Available data:
-=-=-=-=-

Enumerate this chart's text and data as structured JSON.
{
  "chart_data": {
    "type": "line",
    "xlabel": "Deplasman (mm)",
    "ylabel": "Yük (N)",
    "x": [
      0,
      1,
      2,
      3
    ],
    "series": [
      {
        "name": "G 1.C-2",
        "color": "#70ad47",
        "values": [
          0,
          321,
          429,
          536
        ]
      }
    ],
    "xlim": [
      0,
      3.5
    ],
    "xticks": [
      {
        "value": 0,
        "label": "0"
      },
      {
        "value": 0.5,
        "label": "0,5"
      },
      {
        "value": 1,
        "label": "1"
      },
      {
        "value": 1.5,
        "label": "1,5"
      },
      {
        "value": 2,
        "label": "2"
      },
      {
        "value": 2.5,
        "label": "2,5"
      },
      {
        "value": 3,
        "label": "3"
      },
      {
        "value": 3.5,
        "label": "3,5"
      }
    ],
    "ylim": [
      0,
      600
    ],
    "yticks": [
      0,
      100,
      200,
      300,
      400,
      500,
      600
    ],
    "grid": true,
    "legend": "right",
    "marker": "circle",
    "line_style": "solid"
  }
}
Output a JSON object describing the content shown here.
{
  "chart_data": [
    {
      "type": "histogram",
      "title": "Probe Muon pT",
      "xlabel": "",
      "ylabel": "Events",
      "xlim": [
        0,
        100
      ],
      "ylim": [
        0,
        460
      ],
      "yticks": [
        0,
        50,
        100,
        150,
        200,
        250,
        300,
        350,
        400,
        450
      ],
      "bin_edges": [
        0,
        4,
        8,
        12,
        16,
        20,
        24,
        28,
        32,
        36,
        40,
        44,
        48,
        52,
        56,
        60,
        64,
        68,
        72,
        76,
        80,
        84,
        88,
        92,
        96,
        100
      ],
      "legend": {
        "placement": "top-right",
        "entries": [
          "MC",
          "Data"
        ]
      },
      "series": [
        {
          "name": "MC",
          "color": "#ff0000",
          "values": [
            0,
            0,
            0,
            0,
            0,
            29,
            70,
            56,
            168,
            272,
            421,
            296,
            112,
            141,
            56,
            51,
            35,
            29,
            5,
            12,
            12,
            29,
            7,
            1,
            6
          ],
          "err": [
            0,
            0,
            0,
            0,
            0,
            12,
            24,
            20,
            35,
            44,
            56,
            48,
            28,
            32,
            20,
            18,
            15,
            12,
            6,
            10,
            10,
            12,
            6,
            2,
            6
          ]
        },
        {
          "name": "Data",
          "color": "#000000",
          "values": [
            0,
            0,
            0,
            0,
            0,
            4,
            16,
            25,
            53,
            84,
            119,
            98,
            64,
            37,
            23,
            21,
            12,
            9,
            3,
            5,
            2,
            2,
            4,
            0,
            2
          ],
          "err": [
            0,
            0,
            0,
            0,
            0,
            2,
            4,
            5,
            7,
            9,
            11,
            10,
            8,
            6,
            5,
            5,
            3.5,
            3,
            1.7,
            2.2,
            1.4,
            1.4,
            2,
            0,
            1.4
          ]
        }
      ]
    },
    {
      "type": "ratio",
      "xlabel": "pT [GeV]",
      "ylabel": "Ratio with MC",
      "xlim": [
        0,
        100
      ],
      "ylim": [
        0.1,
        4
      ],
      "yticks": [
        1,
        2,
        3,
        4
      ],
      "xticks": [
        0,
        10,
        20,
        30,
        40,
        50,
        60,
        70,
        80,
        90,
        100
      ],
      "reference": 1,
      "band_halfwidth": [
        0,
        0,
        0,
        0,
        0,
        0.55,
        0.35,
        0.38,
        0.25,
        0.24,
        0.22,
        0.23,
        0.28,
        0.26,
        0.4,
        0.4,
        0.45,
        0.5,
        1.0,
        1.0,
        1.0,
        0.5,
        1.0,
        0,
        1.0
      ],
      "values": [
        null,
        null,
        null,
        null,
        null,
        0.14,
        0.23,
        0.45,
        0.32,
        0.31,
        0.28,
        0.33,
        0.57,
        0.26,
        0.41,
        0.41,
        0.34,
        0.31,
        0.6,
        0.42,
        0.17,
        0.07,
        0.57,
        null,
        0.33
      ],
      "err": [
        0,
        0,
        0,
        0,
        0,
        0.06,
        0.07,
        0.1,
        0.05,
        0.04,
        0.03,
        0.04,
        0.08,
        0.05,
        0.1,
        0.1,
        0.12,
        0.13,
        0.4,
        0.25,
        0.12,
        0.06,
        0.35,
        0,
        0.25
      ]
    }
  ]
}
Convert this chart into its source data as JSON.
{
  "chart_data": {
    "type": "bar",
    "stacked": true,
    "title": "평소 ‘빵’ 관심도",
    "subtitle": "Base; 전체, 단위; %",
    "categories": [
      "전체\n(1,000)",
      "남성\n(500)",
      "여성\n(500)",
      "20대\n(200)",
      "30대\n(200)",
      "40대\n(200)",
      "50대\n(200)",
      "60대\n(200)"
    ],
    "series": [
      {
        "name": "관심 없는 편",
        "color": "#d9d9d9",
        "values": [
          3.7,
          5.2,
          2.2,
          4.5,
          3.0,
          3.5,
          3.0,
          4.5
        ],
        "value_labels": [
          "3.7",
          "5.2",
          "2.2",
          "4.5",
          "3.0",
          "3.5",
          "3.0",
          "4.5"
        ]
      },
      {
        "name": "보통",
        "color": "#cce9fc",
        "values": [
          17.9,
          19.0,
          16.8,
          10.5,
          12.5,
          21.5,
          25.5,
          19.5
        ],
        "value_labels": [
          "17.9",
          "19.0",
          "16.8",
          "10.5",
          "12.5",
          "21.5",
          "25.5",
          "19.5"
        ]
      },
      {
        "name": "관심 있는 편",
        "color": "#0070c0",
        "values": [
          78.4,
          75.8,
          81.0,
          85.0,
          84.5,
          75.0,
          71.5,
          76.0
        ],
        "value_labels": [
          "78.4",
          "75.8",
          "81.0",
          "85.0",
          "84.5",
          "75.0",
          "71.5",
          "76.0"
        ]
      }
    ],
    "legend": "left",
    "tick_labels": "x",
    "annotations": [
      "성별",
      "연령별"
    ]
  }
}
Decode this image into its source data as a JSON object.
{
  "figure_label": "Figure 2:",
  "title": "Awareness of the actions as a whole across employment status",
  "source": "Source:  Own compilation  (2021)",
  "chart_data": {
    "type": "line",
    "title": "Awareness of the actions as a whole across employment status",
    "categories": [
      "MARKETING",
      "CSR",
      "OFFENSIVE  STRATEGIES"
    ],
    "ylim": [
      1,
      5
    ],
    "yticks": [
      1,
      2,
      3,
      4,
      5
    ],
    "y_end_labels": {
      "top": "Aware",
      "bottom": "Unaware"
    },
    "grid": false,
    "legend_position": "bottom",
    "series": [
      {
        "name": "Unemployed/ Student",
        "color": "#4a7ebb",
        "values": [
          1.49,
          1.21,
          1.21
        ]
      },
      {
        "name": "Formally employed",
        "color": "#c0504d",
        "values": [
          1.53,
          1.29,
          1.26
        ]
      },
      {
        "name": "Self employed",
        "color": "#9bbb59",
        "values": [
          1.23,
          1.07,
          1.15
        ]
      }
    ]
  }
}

-=-=-=-=-

Report only how many lines in the entries contain "name".

Final answer: 9